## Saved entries
# # #
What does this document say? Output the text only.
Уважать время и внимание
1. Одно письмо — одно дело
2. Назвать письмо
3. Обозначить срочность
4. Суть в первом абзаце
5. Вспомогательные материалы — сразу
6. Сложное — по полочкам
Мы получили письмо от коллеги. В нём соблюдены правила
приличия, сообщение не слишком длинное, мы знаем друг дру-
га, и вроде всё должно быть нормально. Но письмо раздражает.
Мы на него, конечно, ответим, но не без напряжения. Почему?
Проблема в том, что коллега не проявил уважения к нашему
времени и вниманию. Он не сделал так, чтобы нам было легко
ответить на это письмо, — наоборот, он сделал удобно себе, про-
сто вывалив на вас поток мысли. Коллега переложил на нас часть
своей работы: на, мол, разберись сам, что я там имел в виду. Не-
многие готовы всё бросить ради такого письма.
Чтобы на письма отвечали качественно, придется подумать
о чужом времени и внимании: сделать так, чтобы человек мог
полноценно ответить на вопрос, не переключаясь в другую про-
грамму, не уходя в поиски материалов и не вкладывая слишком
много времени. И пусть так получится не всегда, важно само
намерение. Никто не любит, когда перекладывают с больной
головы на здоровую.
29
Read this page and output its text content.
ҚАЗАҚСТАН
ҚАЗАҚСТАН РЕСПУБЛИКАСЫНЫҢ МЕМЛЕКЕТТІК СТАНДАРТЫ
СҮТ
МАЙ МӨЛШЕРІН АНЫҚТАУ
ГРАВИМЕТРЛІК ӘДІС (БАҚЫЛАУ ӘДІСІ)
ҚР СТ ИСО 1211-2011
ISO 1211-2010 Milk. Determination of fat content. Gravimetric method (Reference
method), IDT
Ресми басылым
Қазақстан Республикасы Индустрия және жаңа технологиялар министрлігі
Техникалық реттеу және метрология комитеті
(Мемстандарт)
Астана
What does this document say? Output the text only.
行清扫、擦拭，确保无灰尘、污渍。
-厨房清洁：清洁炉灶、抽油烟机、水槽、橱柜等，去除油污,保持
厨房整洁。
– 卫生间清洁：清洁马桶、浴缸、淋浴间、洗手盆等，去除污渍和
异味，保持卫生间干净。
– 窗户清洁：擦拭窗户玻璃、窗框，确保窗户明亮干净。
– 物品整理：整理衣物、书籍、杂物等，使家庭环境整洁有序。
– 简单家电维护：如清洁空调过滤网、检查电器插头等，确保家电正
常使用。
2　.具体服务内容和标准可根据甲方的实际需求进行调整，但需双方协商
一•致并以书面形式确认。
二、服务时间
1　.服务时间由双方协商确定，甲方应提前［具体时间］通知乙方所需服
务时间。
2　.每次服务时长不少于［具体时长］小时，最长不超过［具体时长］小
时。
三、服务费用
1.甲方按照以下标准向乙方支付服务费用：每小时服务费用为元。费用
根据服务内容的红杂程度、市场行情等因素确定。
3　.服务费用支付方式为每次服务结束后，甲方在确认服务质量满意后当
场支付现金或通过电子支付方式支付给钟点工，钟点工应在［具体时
# # #
## GIVEN PROBLEM
Provide only the count of lines in the material above that hold the word "ответить".

## THE COMPLETED TASK
2